PAGE EXTRACT

%%

Ciao UFO (再見UFO, Patrick Leung Pak-Kin, 2019/2026)

“Where will I go in this future?” a young man tearfully asks, unexpectedly cast adrift and handed a future he never expected to have with no one to help him navigate this new reality. Speaking from the perspective of the Handover, his confusion hints at a sense of despair falling over Hong Kong, but also echoes through the contemporary society in a place where, as he later says, nothing stays the same, though that might not necessarily be such a bad thing.

Long delayed for a wider release, Patrick Leung Pak-Kin’s Obayashi-esque drama has a potent sense of nostalgia for a lost Hong Kong of the 80s and 90s, but also a hope that, even if the past cannot be reclaimed and we cannot become who we once were, it is never too late to start again or to choose a new path that leads back to who we were really supposed to be. As children, Heem, Kin, Hoyi, and her unnamed little brother were firm friends living on the Wah Fu estate. The fact that they are no longer in touch reflects a sense of displacement amid the rapid economic growth of that later 20th century in which these kinds of apartment complexes fell out of use leaving communities scattered as the housing market escalated to the extremes of today thanks to rampant property speculation. 

The children see the UFO at moment of extreme emotional despair and it gives them only a temporary respite from the terrors of a more adult world. In the mid-1990s, they have all lost their way. Kin (Chui Tien-you) once said he wanted to be an explorer like his father, but is now working several low-paying jobs such as manning a paper stand, selling vacuum cleaners, and acting as an agent of encroaching modernity by setting up home computers for first-time users. He no longer believes in aliens or the UFO, and though he reconnects with an equally melancholy former schoolmate, keeps her at arms’ length and lacks the courage to fight for what he really wants. Heem (Wong You-nam), whose childhood leukaemia has gone into remission, is working as an extra without much of a plan for the rest of his life, because he never expected to have one. He still believes in the UFO and tries to reconnect with his childhood friends amid the X-Files inspired alien obsessions of the ‘90s.

Hoyi (Charlene Choi), meanwhile, who wanted to be a joker making people laugh has been pushed onto a more conventional path as a professional accountant that appears to be making her unhappy, though she’s unable to escape it. While Kin falls victim to stock market mania and Heem Tamagotchi profiteering before joining his brother’s burgeoning real estate business, Hoyi’s straight and steady path would seem to be the winner, though perhaps there’s not so much need for accountants when everyone’s going bankrupt in the Asian financial crisis just as no has the money to buy apartments, which is something Heem’s brother didn’t seem to consider in thinking himself superior to those who got hooked on the stock market.

Several times the three’s path cross, though they do not meet each other and remain locked on their own melancholy paths. Hoyi’s free spirited “hippie” uncle teaches her a classical song written by an ancient poet that he says is about learning to find beauty in loneliness, perhaps sensing her sense of isolation as she wilfully suppresses herself to be the person that she thinks she’s supposed to be including a potential marriage to a man who’s the polar opposite of her authentic self. Austin (Joey Leung) pulls her back to earth when she’s lost in space, which is another way of saying that he crushes her dreams and desire for happiness by telling her to forget about UFOs and concentrate on being a wife and mother after their wedding.

%%

MATERIAL SUPPLIED
%%

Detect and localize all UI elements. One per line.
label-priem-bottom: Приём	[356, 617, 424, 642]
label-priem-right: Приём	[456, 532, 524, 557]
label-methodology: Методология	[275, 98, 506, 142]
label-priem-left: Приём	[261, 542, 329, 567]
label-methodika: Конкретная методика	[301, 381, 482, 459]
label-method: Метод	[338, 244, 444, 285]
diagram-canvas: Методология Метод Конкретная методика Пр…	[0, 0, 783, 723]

%%

SET OF TASKS
**A.** Reproduce the passage of the Ciao UFO review that opens with the words "Ciao UFO (再見UFO, Patrick" and closes with "a bad thing.".
**B.** Using the Ciao UFO review, answer these questions:
(i) On which estate did the four children live?
(ii) Which actor plays Heem?
(iii) Into what profession has Hoyi been pushed?

SOLUTIONS BELOW
**A.**
Ciao UFO (再見UFO, Patrick Leung Pak-Kin, 2019/2026)

“Where will I go in this future?” a young man tearfully asks, unexpectedly cast adrift and handed a future he never expected to have with no one to help him navigate this new reality. Speaking from the perspective of the Handover, his confusion hints at a sense of despair falling over Hong Kong, but also echoes through the contemporary society in a place where, as he later says, nothing stays the same, though that might not necessarily be such a bad thing.

**B.**
(i) The Wah Fu estate
(ii) Wong You-nam
(iii) Professional accountant